[BEGIN]

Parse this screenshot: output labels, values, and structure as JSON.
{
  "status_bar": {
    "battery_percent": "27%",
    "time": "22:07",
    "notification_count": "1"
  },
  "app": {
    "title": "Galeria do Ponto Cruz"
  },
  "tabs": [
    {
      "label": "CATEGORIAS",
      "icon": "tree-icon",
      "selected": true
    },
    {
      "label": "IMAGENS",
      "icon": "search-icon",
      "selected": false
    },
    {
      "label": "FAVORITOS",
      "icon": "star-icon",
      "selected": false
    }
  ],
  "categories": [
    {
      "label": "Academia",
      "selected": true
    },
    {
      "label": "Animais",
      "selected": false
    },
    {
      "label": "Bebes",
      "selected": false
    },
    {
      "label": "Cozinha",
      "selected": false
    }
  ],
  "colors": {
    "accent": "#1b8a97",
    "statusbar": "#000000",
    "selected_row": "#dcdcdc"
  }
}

[END]

Job - Retype every record above exactly as it appears.

Exercise result -
Parse this screenshot: output labels, values, and structure as JSON.
{
  "status_bar": {
    "battery_percent": "27%",
    "time": "22:07",
    "notification_count": "1"
  },
  "app": {
    "title": "Galeria do Ponto Cruz"
  },
  "tabs": [
    {
      "label": "CATEGORIAS",
      "icon": "tree-icon",
      "selected": true
    },
    {
      "label": "IMAGENS",
      "icon": "search-icon",
      "selected": false
    },
    {
      "label": "FAVORITOS",
      "icon": "star-icon",
      "selected": false
    }
  ],
  "categories": [
    {
      "label": "Academia",
      "selected": true
    },
    {
      "label": "Animais",
      "selected": false
    },
    {
      "label": "Bebes",
      "selected": false
    },
    {
      "label": "Cozinha",
      "selected": false
    }
  ],
  "colors": {
    "accent": "#1b8a97",
    "statusbar": "#000000",
    "selected_row": "#dcdcdc"
  }
}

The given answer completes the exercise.